--- DATA IN THIS EXERCISE ---
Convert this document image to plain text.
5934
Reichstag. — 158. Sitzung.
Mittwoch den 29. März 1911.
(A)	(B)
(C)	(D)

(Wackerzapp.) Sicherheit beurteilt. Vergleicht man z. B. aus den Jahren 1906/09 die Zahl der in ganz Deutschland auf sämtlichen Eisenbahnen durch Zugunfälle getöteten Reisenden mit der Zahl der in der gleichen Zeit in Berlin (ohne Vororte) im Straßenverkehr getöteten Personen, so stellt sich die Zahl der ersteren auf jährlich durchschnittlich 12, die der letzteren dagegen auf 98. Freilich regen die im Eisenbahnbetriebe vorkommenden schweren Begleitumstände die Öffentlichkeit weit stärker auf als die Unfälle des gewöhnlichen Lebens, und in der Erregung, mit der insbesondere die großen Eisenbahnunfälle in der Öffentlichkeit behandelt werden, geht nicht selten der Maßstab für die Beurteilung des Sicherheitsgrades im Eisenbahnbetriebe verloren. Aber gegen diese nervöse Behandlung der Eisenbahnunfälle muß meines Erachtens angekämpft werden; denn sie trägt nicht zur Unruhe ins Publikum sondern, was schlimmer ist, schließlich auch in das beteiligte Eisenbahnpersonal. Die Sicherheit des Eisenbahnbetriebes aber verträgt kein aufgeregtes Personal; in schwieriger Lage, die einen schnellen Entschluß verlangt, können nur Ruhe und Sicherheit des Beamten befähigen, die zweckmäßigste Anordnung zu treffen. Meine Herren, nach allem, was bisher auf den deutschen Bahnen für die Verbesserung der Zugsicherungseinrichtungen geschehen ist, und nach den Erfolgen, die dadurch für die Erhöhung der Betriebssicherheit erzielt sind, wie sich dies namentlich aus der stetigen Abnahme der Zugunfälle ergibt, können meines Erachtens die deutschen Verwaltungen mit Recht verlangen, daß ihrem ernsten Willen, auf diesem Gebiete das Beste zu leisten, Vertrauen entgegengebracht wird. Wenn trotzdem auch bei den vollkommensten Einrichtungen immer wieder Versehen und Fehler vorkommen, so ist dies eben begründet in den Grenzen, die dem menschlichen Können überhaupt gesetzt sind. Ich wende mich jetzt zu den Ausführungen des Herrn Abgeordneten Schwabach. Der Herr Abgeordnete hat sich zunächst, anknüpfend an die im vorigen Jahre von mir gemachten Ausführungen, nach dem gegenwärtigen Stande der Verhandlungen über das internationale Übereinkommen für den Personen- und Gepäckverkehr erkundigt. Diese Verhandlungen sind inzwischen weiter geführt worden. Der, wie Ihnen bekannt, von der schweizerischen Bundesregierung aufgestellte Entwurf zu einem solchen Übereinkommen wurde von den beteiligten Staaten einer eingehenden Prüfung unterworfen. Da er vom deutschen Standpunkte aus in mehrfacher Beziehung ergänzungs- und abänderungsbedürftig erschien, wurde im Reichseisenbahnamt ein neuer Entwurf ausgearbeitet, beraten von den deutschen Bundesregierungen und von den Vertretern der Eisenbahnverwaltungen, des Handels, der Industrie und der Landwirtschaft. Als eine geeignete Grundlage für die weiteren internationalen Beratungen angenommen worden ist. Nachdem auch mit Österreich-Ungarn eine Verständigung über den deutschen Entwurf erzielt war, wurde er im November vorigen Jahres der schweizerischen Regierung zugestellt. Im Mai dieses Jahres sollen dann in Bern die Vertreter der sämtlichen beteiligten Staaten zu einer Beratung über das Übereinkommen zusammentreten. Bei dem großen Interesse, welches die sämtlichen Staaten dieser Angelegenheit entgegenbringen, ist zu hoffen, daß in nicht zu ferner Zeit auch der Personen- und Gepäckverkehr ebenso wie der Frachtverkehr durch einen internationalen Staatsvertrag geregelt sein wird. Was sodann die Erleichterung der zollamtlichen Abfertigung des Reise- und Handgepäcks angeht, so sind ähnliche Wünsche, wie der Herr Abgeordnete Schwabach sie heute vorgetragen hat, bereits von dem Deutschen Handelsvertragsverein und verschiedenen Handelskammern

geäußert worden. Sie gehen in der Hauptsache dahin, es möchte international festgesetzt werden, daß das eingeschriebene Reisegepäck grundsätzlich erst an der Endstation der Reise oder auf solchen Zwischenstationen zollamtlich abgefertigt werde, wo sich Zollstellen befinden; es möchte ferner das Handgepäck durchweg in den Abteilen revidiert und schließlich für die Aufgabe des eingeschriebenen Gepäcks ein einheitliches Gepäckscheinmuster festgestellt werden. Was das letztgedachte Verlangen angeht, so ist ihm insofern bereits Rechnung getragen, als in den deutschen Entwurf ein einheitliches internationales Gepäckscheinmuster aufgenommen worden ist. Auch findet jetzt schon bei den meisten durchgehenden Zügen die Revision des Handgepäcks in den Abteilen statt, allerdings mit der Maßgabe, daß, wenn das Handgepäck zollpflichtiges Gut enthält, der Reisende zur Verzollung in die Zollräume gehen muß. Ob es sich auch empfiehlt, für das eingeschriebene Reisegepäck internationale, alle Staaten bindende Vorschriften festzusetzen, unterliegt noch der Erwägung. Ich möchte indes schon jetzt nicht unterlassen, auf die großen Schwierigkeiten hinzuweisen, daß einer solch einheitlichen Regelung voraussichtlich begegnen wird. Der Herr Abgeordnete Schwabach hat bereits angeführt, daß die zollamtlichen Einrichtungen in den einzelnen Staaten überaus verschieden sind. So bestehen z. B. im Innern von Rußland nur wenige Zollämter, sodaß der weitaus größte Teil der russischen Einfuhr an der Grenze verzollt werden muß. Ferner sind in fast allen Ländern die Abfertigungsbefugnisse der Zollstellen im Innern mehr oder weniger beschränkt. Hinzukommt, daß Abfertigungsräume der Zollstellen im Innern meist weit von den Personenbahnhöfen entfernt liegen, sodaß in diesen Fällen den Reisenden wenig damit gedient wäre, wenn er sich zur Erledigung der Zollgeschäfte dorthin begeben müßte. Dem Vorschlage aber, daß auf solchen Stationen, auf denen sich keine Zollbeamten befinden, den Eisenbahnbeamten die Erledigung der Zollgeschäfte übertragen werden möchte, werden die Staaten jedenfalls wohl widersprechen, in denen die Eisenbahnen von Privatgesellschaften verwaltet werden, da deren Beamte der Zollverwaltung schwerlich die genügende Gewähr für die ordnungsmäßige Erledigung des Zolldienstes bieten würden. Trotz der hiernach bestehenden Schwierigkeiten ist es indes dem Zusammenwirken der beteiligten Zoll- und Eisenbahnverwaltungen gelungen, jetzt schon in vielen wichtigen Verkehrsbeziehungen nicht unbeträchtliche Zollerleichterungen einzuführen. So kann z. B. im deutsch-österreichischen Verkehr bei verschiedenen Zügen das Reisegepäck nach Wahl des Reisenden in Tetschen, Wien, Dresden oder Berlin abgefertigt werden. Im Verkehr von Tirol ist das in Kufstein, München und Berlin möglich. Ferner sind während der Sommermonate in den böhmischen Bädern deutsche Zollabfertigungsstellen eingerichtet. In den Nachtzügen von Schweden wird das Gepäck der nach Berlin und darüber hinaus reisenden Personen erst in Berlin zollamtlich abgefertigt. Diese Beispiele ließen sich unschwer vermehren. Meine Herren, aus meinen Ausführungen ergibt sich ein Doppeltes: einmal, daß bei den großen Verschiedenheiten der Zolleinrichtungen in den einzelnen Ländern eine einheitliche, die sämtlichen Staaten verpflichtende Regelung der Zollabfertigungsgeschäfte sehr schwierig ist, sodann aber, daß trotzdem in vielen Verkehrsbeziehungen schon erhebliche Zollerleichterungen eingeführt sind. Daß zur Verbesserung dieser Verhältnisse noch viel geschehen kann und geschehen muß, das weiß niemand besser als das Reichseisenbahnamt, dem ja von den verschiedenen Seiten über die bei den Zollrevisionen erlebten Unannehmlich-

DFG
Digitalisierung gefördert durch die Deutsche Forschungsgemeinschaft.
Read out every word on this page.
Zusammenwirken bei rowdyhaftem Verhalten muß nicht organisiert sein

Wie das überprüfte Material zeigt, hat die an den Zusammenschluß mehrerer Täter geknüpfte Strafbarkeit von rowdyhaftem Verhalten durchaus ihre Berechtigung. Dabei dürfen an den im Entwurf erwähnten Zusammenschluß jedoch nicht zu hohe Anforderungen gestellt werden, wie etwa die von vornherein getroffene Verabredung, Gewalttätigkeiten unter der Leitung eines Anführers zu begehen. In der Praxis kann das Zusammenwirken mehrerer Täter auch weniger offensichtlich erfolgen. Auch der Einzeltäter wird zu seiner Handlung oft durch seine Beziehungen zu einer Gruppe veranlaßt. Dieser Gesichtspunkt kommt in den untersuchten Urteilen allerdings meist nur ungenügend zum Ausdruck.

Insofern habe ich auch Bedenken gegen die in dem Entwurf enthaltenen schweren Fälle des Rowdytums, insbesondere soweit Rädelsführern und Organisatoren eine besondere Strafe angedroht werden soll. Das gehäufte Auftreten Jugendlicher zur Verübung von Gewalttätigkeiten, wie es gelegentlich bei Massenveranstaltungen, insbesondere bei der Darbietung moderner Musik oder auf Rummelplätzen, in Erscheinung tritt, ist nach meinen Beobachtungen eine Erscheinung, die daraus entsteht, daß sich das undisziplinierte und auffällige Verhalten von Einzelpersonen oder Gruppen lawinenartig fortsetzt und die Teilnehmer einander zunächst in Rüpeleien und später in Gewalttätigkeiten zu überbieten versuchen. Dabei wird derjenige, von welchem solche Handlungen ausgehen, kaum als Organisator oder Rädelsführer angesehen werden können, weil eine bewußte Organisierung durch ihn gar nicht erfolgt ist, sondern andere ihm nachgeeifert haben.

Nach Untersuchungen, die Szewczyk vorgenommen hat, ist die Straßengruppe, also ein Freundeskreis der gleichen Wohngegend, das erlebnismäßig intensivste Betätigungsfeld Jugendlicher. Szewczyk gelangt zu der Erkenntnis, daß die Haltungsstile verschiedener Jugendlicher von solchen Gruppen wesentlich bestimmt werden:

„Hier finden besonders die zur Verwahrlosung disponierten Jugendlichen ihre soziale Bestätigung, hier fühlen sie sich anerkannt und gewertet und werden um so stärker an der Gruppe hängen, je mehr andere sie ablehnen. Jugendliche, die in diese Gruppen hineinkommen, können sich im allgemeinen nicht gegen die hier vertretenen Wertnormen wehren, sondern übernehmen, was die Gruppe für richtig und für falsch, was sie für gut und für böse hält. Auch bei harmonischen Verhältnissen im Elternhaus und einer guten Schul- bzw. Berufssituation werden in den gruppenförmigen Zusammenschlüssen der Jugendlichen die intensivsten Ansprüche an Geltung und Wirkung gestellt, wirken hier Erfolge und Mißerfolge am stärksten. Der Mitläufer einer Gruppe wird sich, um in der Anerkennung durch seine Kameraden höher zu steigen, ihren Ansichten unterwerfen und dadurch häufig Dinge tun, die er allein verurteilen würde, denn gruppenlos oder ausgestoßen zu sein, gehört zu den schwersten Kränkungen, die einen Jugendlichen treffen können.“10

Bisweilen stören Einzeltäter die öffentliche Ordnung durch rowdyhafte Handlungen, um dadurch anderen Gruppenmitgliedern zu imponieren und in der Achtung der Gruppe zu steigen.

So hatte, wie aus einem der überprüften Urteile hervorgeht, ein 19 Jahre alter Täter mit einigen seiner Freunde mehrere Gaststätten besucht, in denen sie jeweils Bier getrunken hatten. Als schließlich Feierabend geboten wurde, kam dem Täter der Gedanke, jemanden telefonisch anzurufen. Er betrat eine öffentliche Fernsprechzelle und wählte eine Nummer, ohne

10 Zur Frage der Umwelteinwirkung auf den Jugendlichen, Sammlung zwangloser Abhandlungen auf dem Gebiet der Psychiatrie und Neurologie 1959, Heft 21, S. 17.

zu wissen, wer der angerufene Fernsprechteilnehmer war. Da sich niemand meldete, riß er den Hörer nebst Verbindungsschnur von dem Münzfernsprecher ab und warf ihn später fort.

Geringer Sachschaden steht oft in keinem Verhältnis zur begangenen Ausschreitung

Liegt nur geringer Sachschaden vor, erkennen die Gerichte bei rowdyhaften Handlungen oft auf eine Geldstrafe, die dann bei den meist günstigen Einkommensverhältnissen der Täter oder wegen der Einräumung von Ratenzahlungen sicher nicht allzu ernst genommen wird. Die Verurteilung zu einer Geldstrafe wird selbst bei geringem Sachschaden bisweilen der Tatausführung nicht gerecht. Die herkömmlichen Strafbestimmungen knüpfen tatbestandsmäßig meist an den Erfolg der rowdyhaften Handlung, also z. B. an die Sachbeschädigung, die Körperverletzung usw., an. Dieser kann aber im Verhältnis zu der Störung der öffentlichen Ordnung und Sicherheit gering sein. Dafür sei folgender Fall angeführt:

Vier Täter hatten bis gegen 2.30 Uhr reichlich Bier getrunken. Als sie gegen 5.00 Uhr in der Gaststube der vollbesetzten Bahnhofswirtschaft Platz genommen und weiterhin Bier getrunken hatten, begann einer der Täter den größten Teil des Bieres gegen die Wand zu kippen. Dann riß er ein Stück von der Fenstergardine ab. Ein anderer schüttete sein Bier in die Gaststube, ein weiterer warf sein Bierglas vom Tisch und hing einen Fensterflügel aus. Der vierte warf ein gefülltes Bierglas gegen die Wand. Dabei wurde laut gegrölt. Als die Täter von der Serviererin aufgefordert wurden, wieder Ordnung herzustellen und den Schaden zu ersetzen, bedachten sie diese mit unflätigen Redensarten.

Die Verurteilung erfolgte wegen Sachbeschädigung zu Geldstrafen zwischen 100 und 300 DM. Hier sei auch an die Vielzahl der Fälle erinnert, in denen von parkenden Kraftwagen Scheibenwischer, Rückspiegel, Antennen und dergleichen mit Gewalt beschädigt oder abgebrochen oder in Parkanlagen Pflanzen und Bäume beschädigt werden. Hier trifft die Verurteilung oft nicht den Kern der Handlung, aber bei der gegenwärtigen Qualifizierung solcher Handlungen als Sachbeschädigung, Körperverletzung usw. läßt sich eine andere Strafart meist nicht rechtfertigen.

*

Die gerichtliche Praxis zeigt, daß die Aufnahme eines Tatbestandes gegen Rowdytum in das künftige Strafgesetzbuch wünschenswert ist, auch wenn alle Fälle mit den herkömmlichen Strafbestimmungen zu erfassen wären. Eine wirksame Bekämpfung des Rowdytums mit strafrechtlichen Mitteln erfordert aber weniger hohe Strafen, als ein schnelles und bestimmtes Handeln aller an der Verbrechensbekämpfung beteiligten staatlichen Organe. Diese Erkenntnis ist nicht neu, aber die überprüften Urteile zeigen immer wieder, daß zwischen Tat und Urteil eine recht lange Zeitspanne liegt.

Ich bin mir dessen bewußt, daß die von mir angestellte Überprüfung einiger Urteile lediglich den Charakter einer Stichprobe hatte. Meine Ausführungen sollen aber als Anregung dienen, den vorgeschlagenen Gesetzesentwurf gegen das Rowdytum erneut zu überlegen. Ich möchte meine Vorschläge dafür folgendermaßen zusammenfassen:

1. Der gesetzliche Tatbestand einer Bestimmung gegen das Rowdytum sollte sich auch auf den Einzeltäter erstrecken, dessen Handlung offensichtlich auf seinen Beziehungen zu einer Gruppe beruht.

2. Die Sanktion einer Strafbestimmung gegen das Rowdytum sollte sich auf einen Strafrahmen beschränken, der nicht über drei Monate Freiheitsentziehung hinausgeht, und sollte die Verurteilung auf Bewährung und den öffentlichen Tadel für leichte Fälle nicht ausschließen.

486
---
Find the number of lines in the entries above that hold the string "Jugendlichen", and write only that number.

2